▶ **EXERCISE**:
Search the material below for the string "鼓室成形术" and extract each line that has it.

[Data records]
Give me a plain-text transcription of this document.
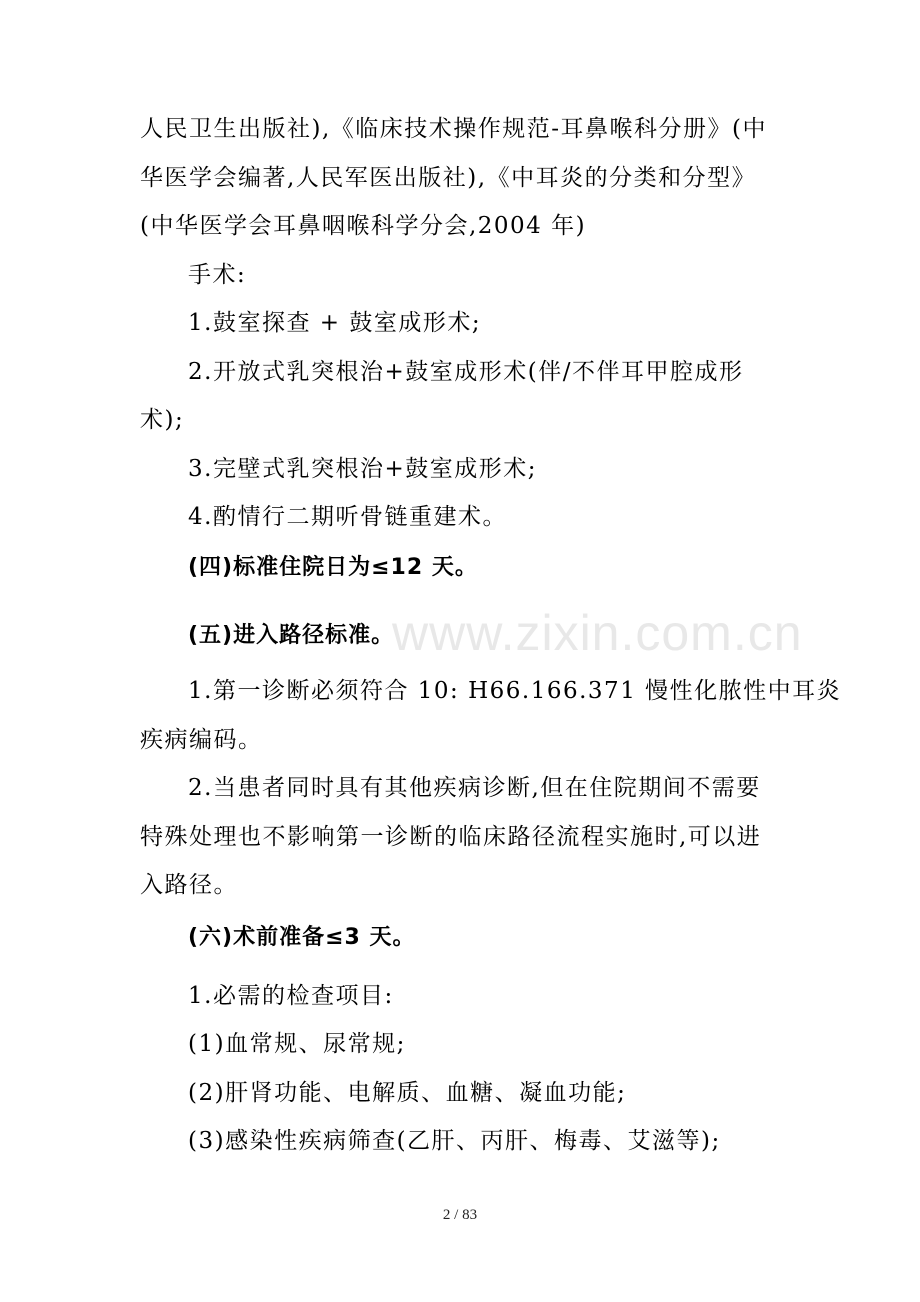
www.zixin.com.cn
人民卫生出版社),《临床技术操作规范-耳鼻喉科分册》(中
华医学会编著,人民军医出版社),《中耳炎的分类和分型》
(中华医学会耳鼻咽喉科学分会,2004 年)
手术:
1.鼓室探查 + 鼓室成形术;
2.开放式乳突根治+鼓室成形术(伴/不伴耳甲腔成形
术);
3.完壁式乳突根治+鼓室成形术;
4.酌情行二期听骨链重建术。
(四)标准住院日为≤12 天。
(五)进入路径标准。
1.第一诊断必须符合 10: H66.166.371 慢性化脓性中耳炎
疾病编码。
2.当患者同时具有其他疾病诊断,但在住院期间不需要
特殊处理也不影响第一诊断的临床路径流程实施时,可以进
入路径。
(六)术前准备≤3 天。
1.必需的检查项目:
(1)血常规、尿常规;
(2)肝肾功能、电解质、血糖、凝血功能;
(3)感染性疾病筛查(乙肝、丙肝、梅毒、艾滋等);
2 / 83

▶ **SOLUTION FOR THIS PROBLEM**:
1.鼓室探查 + 鼓室成形术;
2.开放式乳突根治+鼓室成形术(伴/不伴耳甲腔成形
3.完壁式乳突根治+鼓室成形术;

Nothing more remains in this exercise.